▶ [What this task involves] Work out how many lines hold the string "Press". The answer is a single number, nothing more.
===== Given data =====
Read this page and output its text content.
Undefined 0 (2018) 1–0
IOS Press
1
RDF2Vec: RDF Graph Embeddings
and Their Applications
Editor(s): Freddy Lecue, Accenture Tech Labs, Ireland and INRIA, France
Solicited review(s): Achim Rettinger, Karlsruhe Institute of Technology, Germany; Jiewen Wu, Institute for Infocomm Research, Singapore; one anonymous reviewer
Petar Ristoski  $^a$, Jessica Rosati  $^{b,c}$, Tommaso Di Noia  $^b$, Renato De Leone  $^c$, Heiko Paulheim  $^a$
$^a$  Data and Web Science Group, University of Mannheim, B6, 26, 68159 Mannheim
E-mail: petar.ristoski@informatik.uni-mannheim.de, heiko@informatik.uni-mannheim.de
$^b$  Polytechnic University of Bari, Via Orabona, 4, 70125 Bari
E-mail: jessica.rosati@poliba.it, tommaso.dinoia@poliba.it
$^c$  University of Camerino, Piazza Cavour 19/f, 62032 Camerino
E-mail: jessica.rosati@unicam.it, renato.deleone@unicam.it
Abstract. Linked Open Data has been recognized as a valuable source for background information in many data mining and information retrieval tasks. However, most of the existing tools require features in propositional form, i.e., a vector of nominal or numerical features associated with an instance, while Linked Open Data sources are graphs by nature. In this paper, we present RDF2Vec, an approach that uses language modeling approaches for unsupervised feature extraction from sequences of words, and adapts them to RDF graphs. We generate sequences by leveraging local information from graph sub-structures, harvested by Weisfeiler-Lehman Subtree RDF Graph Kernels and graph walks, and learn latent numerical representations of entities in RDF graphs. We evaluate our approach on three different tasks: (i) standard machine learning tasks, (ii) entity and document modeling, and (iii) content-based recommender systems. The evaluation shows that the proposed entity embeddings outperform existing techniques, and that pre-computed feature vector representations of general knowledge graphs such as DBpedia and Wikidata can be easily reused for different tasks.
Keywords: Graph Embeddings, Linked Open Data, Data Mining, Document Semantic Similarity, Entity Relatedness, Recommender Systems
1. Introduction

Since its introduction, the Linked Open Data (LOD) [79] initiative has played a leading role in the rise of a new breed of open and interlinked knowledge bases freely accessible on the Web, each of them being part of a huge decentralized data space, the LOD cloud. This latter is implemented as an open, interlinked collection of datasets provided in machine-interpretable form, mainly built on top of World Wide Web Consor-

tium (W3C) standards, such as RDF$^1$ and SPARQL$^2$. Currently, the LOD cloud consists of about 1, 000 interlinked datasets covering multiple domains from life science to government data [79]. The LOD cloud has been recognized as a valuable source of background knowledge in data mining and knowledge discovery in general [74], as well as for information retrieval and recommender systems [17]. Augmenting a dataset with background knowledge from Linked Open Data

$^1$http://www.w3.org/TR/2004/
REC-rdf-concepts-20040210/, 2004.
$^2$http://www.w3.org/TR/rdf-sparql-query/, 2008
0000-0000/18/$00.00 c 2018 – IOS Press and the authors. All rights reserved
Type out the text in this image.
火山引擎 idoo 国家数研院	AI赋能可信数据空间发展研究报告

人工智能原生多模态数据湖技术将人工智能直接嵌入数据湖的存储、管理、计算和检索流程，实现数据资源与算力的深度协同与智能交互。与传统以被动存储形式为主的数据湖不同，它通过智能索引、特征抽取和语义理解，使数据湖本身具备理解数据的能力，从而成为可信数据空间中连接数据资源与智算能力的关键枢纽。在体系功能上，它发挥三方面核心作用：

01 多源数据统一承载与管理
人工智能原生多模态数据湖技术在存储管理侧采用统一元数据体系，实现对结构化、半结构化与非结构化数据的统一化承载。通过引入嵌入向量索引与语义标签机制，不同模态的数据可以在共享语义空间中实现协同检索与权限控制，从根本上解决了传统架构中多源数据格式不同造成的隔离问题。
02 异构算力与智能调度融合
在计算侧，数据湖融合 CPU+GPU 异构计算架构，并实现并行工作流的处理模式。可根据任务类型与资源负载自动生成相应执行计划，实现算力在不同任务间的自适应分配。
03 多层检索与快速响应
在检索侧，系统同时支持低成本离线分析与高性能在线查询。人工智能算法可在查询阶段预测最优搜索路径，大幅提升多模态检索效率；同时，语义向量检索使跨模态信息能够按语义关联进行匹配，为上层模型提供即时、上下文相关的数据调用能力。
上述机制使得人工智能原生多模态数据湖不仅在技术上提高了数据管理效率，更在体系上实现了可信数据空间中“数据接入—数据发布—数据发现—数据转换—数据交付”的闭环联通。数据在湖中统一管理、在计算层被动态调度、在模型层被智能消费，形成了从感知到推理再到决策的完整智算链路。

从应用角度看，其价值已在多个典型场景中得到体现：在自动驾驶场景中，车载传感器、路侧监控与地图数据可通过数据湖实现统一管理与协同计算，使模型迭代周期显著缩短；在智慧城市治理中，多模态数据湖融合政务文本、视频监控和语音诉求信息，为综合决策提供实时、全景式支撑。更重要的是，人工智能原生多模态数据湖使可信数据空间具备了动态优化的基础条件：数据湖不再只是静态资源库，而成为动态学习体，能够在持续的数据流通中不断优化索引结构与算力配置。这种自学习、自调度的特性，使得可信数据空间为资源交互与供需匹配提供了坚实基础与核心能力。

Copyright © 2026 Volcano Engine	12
=====
▶ [The response] 2